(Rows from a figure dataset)
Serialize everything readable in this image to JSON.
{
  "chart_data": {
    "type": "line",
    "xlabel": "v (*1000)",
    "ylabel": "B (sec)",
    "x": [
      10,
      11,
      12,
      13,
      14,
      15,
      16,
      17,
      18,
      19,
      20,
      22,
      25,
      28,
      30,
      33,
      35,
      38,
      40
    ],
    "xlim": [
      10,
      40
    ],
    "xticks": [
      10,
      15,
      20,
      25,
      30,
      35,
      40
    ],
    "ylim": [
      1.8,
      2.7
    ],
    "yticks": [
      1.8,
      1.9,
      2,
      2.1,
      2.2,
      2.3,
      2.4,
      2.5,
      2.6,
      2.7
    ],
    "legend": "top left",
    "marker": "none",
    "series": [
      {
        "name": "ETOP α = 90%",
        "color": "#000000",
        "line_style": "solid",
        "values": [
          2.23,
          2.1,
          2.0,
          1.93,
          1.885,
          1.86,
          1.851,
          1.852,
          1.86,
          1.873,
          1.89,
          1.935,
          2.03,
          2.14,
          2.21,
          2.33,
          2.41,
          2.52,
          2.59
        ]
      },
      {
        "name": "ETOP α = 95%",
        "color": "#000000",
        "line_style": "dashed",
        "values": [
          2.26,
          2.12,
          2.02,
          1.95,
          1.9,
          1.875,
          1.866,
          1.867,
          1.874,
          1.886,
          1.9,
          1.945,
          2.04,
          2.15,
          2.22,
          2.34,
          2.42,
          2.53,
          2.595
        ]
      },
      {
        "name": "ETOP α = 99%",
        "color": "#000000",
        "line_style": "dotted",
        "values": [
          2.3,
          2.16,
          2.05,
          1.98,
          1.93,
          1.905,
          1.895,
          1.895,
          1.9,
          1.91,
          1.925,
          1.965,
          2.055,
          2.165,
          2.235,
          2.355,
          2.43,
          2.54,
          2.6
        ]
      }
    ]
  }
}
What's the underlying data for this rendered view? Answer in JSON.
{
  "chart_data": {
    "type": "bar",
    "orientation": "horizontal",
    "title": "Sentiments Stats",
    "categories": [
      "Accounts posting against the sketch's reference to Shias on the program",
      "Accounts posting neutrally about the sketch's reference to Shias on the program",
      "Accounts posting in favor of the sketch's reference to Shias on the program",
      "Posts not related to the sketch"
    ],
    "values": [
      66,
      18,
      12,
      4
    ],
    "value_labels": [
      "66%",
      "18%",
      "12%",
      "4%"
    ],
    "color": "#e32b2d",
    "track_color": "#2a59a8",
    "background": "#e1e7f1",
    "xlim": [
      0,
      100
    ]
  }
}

# [EXERCISE TASK]
Which lines hold the string "this"? Copy all of them from the data above.

# [RESULT OF THE EXERCISE]
Serialize everything readable in this image to JSON.
What's the underlying data for this rendered view? Answer in JSON.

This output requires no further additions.